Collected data
* * *

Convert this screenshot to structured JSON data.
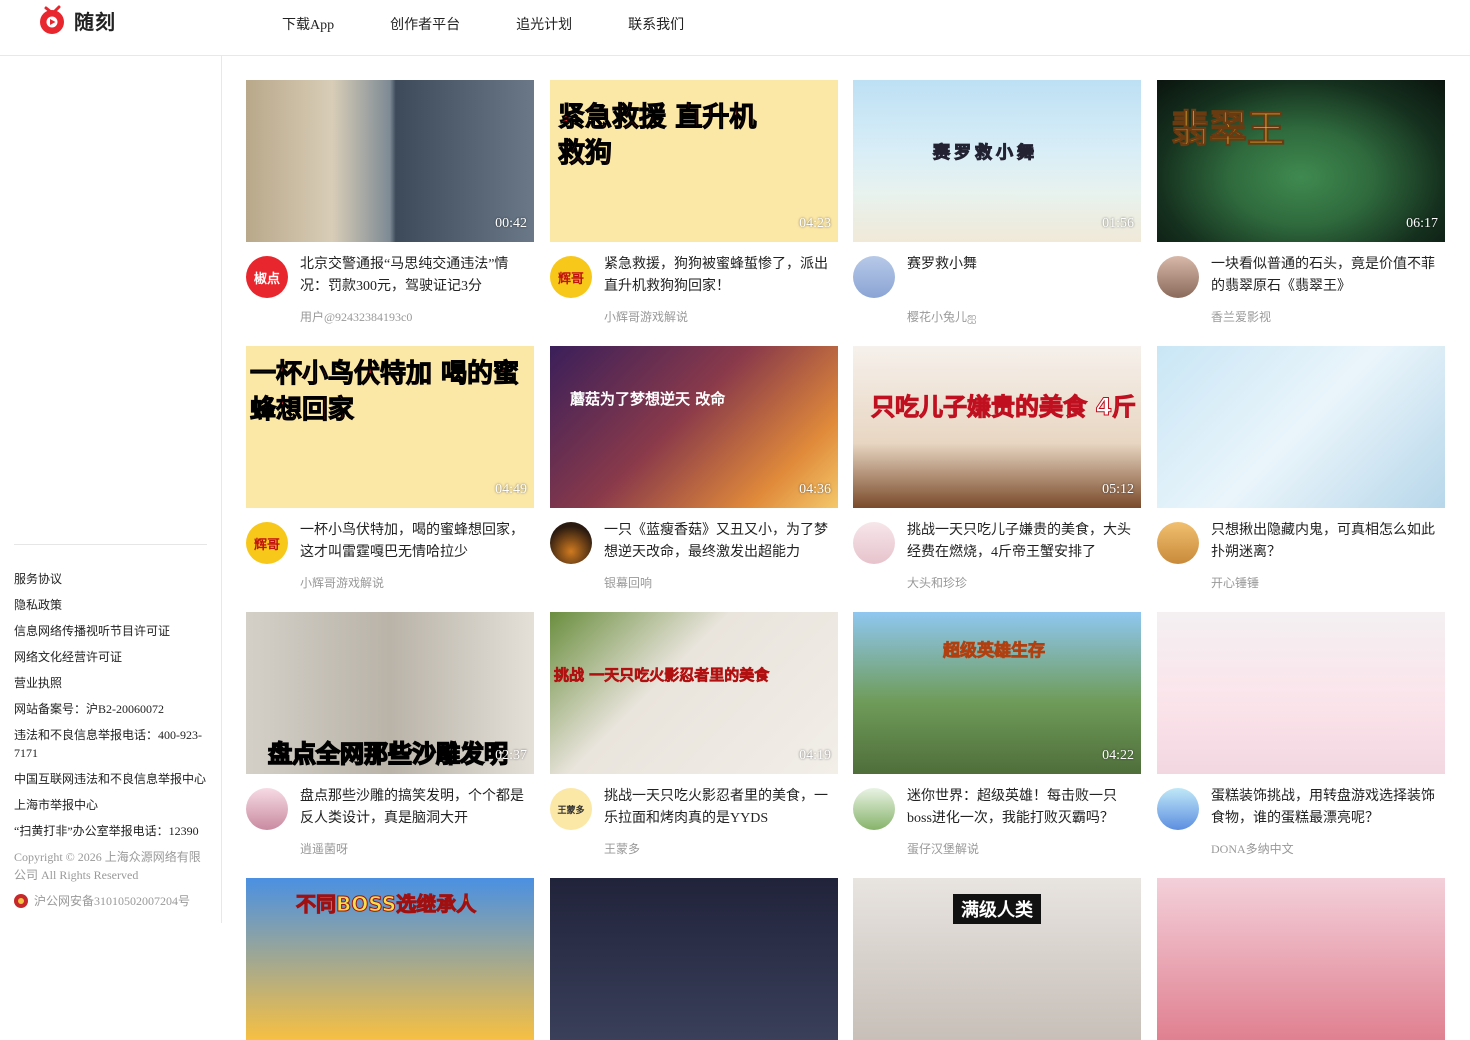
{
  "brand": {
    "name": "随刻",
    "color": "#e8262e"
  },
  "nav": [
    "下载App",
    "创作者平台",
    "追光计划",
    "联系我们"
  ],
  "sidebar": {
    "links": [
      "服务协议",
      "隐私政策",
      "信息网络传播视听节目许可证",
      "网络文化经营许可证",
      "营业执照",
      "网站备案号：沪B2-20060072",
      "违法和不良信息举报电话：400-923-7171",
      "中国互联网违法和不良信息举报中心",
      "上海市举报中心",
      "“扫黄打非”办公室举报电话：12390"
    ],
    "copyright": "Copyright © 2026 上海众源网络有限公司 All Rights Reserved",
    "police": "沪公网安备31010502007204号"
  },
  "videos": [
    {
      "title": "北京交警通报“马思纯交通违法”情况：罚款300元，驾驶证记3分",
      "author": "用户@92432384193c0",
      "duration": "00:42",
      "overlay": "",
      "avatar_text": "椒点"
    },
    {
      "title": "紧急救援，狗狗被蜜蜂蜇惨了，派出直升机救狗狗回家！",
      "author": "小辉哥游戏解说",
      "duration": "04:23",
      "overlay": "紧急救援 直升机救狗",
      "avatar_text": "辉哥"
    },
    {
      "title": "赛罗救小舞",
      "author": "樱花小兔儿ஐ",
      "duration": "01:56",
      "overlay": "赛罗救小舞",
      "avatar_text": ""
    },
    {
      "title": "一块看似普通的石头，竟是价值不菲的翡翠原石《翡翠王》",
      "author": "香兰爱影视",
      "duration": "06:17",
      "overlay": "翡翠王",
      "avatar_text": ""
    },
    {
      "title": "一杯小鸟伏特加，喝的蜜蜂想回家，这才叫雷霆嘎巴无情哈拉少",
      "author": "小辉哥游戏解说",
      "duration": "04:49",
      "overlay": "一杯小鸟伏特加 喝的蜜蜂想回家",
      "avatar_text": "辉哥"
    },
    {
      "title": "一只《蓝瘦香菇》又丑又小，为了梦想逆天改命，最终激发出超能力",
      "author": "银幕回响",
      "duration": "04:36",
      "overlay": "蘑菇为了梦想逆天 改命",
      "avatar_text": ""
    },
    {
      "title": "挑战一天只吃儿子嫌贵的美食，大头经费在燃烧，4斤帝王蟹安排了",
      "author": "大头和珍珍",
      "duration": "05:12",
      "overlay": "只吃儿子嫌贵的美食 4斤帝王蟹",
      "avatar_text": ""
    },
    {
      "title": "只想揪出隐藏内鬼，可真相怎么如此扑朔迷离？",
      "author": "开心锤锤",
      "duration": "",
      "overlay": "",
      "avatar_text": ""
    },
    {
      "title": "盘点那些沙雕的搞笑发明，个个都是反人类设计，真是脑洞大开",
      "author": "逍遥菌呀",
      "duration": "02:37",
      "overlay": "盘点全网那些沙雕发明",
      "avatar_text": ""
    },
    {
      "title": "挑战一天只吃火影忍者里的美食，一乐拉面和烤肉真的是YYDS",
      "author": "王蒙多",
      "duration": "04:19",
      "overlay": "挑战 一天只吃火影忍者里的美食",
      "avatar_text": "王蒙多"
    },
    {
      "title": "迷你世界：超级英雄！每击败一只boss进化一次，我能打败灭霸吗？",
      "author": "蛋仔汉堡解说",
      "duration": "04:22",
      "overlay": "超级英雄生存",
      "avatar_text": ""
    },
    {
      "title": "蛋糕装饰挑战，用转盘游戏选择装饰食物，谁的蛋糕最漂亮呢？",
      "author": "DONA多纳中文",
      "duration": "",
      "overlay": "",
      "avatar_text": ""
    },
    {
      "title": "",
      "author": "",
      "duration": "",
      "overlay": "不同BOSS选继承人",
      "avatar_text": ""
    },
    {
      "title": "",
      "author": "",
      "duration": "",
      "overlay": "",
      "avatar_text": ""
    },
    {
      "title": "",
      "author": "",
      "duration": "",
      "overlay": "满级人类",
      "avatar_text": ""
    },
    {
      "title": "",
      "author": "",
      "duration": "",
      "overlay": "",
      "avatar_text": ""
    }
  ],
  "icons": {
    "logo": "play-circle-icon",
    "police": "police-badge-icon"
  }
}
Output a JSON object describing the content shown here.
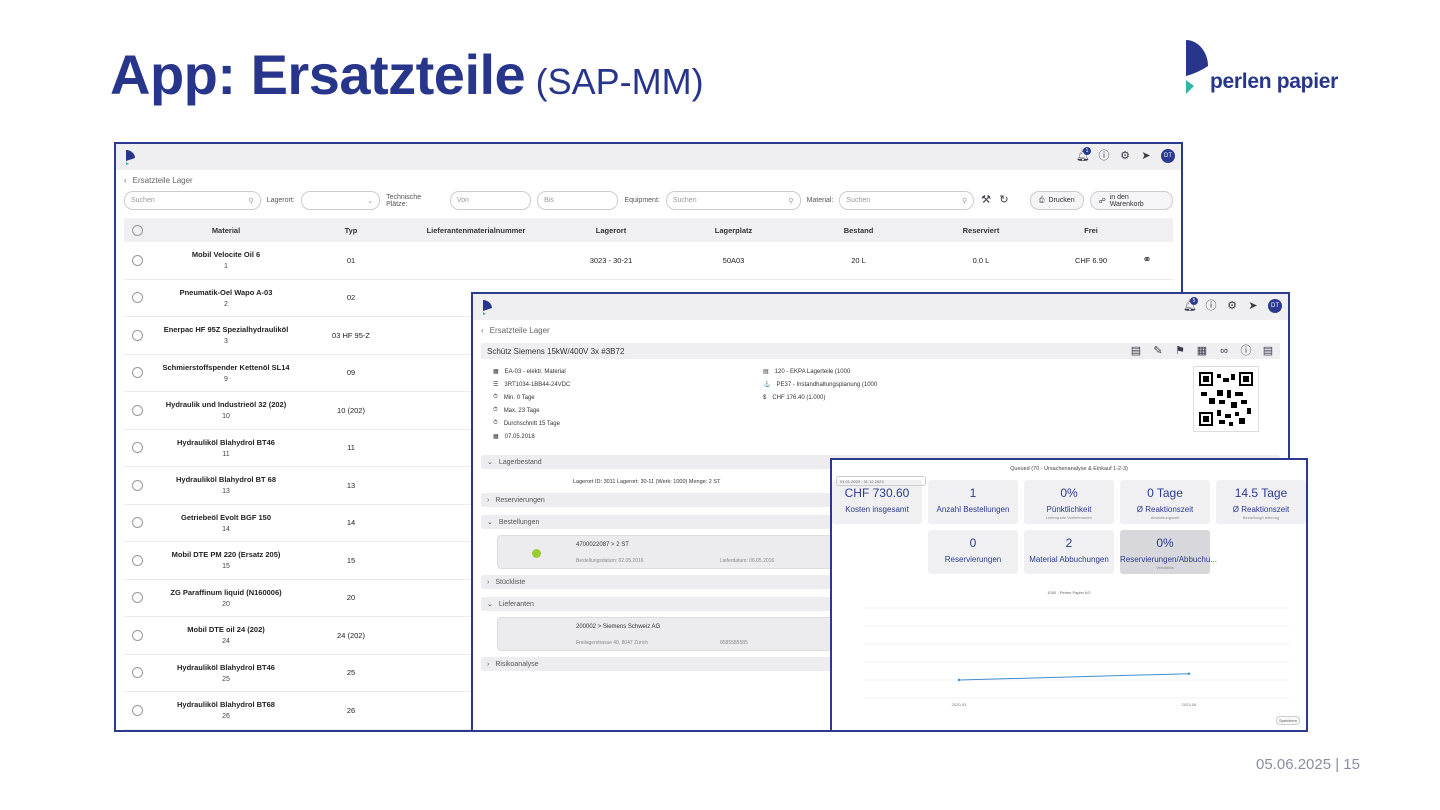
{
  "slide": {
    "title_main": "App: Ersatzteile",
    "title_sub": "(SAP-MM)",
    "footer": "05.06.2025 | 15",
    "logo_text": "perlen papier"
  },
  "colors": {
    "brand": "#27368a",
    "accent_green": "#9acd32",
    "teal": "#2fb8a8"
  },
  "list_window": {
    "breadcrumb": "Ersatzteile Lager",
    "notification_count": "1",
    "avatar_initials": "DT",
    "filters": {
      "search_placeholder": "Suchen",
      "lagerort_label": "Lagerort:",
      "tech_platz_label": "Technische Plätze:",
      "von_placeholder": "Von",
      "bis_placeholder": "Bis",
      "equipment_label": "Equipment:",
      "equipment_placeholder": "Suchen",
      "material_label": "Material:",
      "material_placeholder": "Suchen",
      "print_label": "Drucken",
      "cart_label": "in den Warenkorb"
    },
    "columns": [
      "Material",
      "Typ",
      "Lieferantenmaterialnummer",
      "Lagerort",
      "Lagerplatz",
      "Bestand",
      "Reserviert",
      "Frei"
    ],
    "rows": [
      {
        "name": "Mobil Velocite Oil 6",
        "num": "1",
        "typ": "01",
        "lagerort": "3023 - 30-21",
        "lagerplatz": "50A03",
        "bestand": "20 L",
        "reserviert": "0.0 L",
        "frei": "CHF 6.90"
      },
      {
        "name": "Pneumatik-Oel Wapo A-03",
        "num": "2",
        "typ": "02",
        "lagerort": "",
        "lagerplatz": "",
        "bestand": "",
        "reserviert": "",
        "frei": ""
      },
      {
        "name": "Enerpac HF 95Z Spezialhydrauliköl",
        "num": "3",
        "typ": "03 HF 95-Z",
        "lagerort": "",
        "lagerplatz": "",
        "bestand": "",
        "reserviert": "",
        "frei": ""
      },
      {
        "name": "Schmierstoffspender Kettenöl SL14",
        "num": "9",
        "typ": "09",
        "lagerort": "",
        "lagerplatz": "",
        "bestand": "",
        "reserviert": "",
        "frei": ""
      },
      {
        "name": "Hydraulik und Industrieöl 32 (202)",
        "num": "10",
        "typ": "10 (202)",
        "lagerort": "",
        "lagerplatz": "",
        "bestand": "",
        "reserviert": "",
        "frei": ""
      },
      {
        "name": "Hydrauliköl Blahydrol BT46",
        "num": "11",
        "typ": "11",
        "lagerort": "",
        "lagerplatz": "",
        "bestand": "",
        "reserviert": "",
        "frei": ""
      },
      {
        "name": "Hydrauliköl Blahydrol BT 68",
        "num": "13",
        "typ": "13",
        "lagerort": "",
        "lagerplatz": "",
        "bestand": "",
        "reserviert": "",
        "frei": ""
      },
      {
        "name": "Getriebeöl Evolt BGF 150",
        "num": "14",
        "typ": "14",
        "lagerort": "",
        "lagerplatz": "",
        "bestand": "",
        "reserviert": "",
        "frei": ""
      },
      {
        "name": "Mobil DTE PM 220 (Ersatz 205)",
        "num": "15",
        "typ": "15",
        "lagerort": "",
        "lagerplatz": "",
        "bestand": "",
        "reserviert": "",
        "frei": ""
      },
      {
        "name": "ZG Paraffinum liquid (N160006)",
        "num": "20",
        "typ": "20",
        "lagerort": "",
        "lagerplatz": "",
        "bestand": "",
        "reserviert": "",
        "frei": ""
      },
      {
        "name": "Mobil DTE oil 24 (202)",
        "num": "24",
        "typ": "24 (202)",
        "lagerort": "",
        "lagerplatz": "",
        "bestand": "",
        "reserviert": "",
        "frei": ""
      },
      {
        "name": "Hydrauliköl Blahydrol BT46",
        "num": "25",
        "typ": "25",
        "lagerort": "",
        "lagerplatz": "",
        "bestand": "",
        "reserviert": "",
        "frei": ""
      },
      {
        "name": "Hydrauliköl Blahydrol BT68",
        "num": "26",
        "typ": "26",
        "lagerort": "",
        "lagerplatz": "",
        "bestand": "",
        "reserviert": "",
        "frei": ""
      }
    ]
  },
  "detail_window": {
    "breadcrumb": "Ersatzteile Lager",
    "notification_count": "5",
    "avatar_initials": "DT",
    "title": "Schütz Siemens 15kW/400V 3x #3B72",
    "left_fields": [
      "EA-03 - elektr. Material",
      "3RT1034-1BB44-24VDC",
      "Min. 0 Tage",
      "Max. 23 Tage",
      "Durchschnitt 15 Tage",
      "07.05.2018"
    ],
    "right_fields": [
      "120 - EKPA Lagerteile (1000",
      "PE37 - Instandhaltungsplanung (1000",
      "CHF 176.40 (1.000)"
    ],
    "sections": {
      "lagerbestand": "Lagerbestand",
      "lager_line": "Lagerort ID: 3011   Lagerort: 30-11   (Werk: 1000)   Menge: 2 ST",
      "reservierungen": "Reservierungen",
      "bestellungen": "Bestellungen",
      "bestellung_nr": "4700022087  >  2 ST",
      "bestellung_date1": "Bestellungsdatum: 02.05.2016",
      "bestellung_date2": "Lieferdatum: 06.05.2016",
      "stueckliste": "Stückliste",
      "lieferanten": "Lieferanten",
      "lieferant_name": "200002  >  Siemens Schweiz AG",
      "lieferant_addr": "Freilagerstrasse 40, 8047 Zürich",
      "lieferant_tel": "0585585585",
      "risikoanalyse": "Risikoanalyse"
    }
  },
  "kpi_window": {
    "title": "Queued (70 - Ursachenanalyse & Einkauf 1-2-3)",
    "date_range": "01.01.2020 - 31.12.2023",
    "kpis_row1": [
      {
        "value": "CHF 730.60",
        "label": "Kosten insgesamt",
        "sub": ""
      },
      {
        "value": "1",
        "label": "Anzahl Bestellungen",
        "sub": ""
      },
      {
        "value": "0%",
        "label": "Pünktlichkeit",
        "sub": "Lieferquote Vorlieferanten"
      },
      {
        "value": "0 Tage",
        "label": "Ø Reaktionszeit",
        "sub": "Abwicklungszeit"
      },
      {
        "value": "14.5 Tage",
        "label": "Ø Reaktionszeit",
        "sub": "Bestellung/Lieferung"
      }
    ],
    "kpis_row2": [
      {
        "value": "0",
        "label": "Reservierungen",
        "sub": ""
      },
      {
        "value": "2",
        "label": "Material Abbuchungen",
        "sub": ""
      },
      {
        "value": "0%",
        "label": "Reservierungen/Abbuchu...",
        "sub": "Verhältnis"
      }
    ],
    "chart_title": "1000 - Perlen Papier AG",
    "save_label": "Speichern"
  },
  "chart_data": {
    "type": "line",
    "title": "1000 - Perlen Papier AG",
    "x": [
      "2020-03",
      "2023-08"
    ],
    "series": [
      {
        "values": [
          20,
          27
        ]
      }
    ],
    "ylim": [
      0,
      100
    ],
    "grid": true
  }
}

* * *

Tally the lines containing "Tage". Provide the number without any other words.

Exercise response :: 5